- **EXERCISE**:
Pick out each line of the records in which the word "共通テスト" appears.
[Start of TASK INPUT]
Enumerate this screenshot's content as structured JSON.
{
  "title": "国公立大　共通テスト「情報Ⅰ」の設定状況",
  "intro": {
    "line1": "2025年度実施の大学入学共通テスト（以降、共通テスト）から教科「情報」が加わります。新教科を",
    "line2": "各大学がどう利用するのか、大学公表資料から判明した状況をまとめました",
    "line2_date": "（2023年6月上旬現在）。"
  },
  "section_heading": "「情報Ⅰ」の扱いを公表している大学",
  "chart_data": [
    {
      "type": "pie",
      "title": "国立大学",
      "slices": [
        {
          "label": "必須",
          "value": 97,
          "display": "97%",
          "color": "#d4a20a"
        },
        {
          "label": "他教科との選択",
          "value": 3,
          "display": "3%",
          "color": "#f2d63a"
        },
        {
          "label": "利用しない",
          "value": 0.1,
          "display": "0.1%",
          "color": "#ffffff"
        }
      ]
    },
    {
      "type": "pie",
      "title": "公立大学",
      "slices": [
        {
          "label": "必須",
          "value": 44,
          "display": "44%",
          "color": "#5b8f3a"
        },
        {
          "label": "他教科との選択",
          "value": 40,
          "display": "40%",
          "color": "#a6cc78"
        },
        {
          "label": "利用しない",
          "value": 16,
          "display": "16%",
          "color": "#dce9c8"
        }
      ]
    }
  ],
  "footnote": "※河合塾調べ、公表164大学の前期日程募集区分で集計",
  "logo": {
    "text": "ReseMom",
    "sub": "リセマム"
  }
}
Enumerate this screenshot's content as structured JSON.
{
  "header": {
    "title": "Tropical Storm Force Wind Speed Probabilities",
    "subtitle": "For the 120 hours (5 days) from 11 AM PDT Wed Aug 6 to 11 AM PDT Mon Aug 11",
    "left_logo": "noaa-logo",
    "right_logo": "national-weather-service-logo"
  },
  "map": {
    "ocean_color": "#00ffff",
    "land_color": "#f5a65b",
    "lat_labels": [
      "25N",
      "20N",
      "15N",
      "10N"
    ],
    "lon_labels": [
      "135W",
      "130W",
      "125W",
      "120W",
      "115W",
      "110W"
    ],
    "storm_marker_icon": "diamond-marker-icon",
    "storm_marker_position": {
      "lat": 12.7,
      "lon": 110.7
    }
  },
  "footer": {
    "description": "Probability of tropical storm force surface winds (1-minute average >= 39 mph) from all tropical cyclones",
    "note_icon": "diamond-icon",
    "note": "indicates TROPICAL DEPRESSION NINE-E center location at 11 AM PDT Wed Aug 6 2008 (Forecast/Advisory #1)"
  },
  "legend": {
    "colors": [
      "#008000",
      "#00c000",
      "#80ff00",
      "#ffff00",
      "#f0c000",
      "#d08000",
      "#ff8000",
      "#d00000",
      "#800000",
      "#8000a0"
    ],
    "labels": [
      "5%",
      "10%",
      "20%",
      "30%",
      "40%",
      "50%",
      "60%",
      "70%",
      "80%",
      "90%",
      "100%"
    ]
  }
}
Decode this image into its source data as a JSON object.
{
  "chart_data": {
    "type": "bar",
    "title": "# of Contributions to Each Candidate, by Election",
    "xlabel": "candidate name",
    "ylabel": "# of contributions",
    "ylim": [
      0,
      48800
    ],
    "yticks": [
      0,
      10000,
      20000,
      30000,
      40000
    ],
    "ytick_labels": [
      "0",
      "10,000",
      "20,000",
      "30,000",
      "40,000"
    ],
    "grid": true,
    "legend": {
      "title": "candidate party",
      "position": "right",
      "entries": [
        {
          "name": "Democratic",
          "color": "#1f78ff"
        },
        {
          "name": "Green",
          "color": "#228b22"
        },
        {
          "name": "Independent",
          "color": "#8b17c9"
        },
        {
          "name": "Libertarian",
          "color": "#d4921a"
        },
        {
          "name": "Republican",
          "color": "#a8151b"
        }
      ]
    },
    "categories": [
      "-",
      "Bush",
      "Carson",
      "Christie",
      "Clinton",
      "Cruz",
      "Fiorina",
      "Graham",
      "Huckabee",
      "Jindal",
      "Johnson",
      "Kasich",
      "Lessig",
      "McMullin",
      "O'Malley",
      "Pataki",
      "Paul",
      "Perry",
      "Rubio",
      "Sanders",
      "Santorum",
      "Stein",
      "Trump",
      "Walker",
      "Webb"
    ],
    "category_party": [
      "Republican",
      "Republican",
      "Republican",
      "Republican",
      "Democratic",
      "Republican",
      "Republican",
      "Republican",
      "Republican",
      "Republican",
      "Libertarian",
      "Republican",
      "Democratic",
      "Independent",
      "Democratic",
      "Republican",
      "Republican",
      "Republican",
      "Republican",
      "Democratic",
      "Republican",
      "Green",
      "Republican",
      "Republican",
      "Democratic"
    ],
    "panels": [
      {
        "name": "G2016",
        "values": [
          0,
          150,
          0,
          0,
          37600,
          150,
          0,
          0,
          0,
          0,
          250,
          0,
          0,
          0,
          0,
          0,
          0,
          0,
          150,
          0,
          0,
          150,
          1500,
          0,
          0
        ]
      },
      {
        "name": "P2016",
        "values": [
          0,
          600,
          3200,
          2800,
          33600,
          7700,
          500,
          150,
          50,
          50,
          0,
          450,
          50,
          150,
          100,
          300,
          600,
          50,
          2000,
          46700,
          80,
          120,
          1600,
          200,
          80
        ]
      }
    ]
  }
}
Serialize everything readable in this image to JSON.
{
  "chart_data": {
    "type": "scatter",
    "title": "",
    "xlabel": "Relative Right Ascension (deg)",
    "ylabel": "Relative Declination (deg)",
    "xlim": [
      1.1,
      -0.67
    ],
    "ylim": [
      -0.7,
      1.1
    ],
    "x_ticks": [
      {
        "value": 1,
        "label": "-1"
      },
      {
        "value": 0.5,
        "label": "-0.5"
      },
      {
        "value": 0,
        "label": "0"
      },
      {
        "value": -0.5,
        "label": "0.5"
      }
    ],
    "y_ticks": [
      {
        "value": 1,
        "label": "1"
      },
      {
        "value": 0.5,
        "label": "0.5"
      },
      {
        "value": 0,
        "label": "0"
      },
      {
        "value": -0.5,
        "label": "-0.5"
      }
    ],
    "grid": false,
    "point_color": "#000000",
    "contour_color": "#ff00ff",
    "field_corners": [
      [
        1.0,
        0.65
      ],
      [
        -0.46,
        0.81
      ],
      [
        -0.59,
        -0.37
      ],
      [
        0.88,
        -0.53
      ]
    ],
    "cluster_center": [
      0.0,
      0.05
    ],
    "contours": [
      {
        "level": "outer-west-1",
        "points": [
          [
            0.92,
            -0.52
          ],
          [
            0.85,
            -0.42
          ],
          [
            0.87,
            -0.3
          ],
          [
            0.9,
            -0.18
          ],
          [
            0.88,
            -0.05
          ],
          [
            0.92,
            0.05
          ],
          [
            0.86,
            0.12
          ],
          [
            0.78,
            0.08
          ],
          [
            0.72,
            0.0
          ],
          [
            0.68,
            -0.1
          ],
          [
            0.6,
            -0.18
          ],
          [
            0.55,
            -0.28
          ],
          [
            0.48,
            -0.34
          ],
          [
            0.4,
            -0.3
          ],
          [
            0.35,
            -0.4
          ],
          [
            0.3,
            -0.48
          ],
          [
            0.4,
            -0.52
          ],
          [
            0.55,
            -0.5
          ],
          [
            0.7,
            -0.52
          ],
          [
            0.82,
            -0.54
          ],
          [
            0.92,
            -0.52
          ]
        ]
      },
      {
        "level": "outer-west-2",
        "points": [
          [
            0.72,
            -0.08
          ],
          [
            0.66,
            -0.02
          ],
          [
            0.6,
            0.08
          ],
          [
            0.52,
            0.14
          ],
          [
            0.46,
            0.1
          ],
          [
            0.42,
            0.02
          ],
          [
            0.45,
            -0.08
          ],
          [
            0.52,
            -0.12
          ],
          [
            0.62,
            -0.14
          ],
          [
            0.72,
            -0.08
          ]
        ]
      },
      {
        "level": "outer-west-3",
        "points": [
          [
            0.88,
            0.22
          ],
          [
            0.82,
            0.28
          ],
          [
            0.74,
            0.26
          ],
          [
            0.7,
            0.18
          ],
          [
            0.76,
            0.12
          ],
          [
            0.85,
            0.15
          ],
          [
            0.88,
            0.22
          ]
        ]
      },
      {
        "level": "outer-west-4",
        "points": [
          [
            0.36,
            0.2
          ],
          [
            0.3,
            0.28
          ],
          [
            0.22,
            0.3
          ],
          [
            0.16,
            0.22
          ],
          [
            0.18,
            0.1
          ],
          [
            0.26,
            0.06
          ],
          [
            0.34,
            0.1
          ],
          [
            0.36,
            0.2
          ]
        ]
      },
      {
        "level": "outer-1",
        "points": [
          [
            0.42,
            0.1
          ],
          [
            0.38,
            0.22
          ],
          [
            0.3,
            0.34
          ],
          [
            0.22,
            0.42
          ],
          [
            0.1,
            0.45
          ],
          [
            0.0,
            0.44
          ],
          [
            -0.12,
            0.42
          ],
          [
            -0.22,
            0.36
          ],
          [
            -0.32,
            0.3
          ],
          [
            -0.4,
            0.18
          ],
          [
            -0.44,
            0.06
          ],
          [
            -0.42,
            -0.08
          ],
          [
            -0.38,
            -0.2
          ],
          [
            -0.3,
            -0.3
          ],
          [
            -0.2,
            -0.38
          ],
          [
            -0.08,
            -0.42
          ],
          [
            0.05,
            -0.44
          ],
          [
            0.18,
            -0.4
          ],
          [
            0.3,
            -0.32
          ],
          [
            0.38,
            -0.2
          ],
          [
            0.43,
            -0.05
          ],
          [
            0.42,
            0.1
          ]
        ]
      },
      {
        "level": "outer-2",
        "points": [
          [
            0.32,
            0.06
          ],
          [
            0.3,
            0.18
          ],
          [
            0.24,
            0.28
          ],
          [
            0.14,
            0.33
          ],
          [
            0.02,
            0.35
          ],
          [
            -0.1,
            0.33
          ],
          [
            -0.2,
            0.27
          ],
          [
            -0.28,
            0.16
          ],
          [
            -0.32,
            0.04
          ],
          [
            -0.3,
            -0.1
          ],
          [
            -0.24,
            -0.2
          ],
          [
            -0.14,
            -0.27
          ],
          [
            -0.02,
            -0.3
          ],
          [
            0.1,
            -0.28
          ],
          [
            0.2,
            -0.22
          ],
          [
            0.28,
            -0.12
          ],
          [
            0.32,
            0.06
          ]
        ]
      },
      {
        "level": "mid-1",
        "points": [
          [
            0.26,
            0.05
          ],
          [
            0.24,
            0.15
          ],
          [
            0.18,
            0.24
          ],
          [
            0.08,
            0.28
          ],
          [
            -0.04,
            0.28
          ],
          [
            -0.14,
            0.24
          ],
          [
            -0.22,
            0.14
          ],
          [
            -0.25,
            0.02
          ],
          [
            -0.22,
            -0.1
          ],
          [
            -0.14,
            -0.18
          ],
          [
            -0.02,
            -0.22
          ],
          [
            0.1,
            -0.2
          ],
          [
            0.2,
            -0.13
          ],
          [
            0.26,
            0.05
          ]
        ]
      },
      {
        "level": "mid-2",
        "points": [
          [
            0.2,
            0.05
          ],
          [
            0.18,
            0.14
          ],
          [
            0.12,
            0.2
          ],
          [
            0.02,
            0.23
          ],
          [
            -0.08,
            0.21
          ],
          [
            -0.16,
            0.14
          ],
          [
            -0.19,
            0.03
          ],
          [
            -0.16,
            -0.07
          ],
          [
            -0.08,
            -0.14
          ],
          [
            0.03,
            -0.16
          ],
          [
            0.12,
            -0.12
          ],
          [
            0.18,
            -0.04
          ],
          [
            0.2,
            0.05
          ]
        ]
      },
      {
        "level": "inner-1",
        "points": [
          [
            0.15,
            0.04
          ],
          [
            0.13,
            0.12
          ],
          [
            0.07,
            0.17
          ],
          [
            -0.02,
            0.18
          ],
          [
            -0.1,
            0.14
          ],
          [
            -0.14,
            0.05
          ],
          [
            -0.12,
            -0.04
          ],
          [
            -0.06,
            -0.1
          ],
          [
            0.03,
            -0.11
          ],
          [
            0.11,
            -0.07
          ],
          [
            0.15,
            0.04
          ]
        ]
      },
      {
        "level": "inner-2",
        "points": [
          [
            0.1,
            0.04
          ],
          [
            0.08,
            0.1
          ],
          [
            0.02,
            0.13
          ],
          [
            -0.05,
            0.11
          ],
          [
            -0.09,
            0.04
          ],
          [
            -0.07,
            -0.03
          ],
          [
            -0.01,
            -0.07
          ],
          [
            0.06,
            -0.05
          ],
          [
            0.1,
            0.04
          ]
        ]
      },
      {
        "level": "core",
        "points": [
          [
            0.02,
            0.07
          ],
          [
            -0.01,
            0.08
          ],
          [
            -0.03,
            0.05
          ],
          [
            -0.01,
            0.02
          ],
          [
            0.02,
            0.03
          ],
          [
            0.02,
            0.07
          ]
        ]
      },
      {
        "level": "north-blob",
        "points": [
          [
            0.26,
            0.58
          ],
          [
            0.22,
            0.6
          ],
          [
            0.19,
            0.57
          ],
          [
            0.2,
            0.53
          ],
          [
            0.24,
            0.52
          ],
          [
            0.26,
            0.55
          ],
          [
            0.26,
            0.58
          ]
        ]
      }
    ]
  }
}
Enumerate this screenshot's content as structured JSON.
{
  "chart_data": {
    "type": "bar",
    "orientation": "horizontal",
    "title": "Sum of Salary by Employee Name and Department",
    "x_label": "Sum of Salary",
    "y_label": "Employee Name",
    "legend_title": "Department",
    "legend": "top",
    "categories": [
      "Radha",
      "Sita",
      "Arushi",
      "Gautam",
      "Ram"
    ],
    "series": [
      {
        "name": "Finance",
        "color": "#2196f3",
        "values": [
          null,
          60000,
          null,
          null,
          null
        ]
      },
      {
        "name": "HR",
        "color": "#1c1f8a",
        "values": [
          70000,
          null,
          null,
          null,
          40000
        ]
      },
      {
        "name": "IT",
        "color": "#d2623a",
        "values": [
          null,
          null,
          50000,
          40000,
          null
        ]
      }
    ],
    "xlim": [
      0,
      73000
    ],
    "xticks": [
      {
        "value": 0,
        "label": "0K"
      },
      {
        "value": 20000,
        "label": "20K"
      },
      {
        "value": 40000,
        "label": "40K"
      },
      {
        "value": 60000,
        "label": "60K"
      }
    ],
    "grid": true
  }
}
[End of TASK INPUT]
- **IN RESPONSE**:
  "title": "国公立大　共通テスト「情報Ⅰ」の設定状況",
    "line1": "2025年度実施の大学入学共通テスト（以降、共通テスト）から教科「情報」が加わります。新教科を",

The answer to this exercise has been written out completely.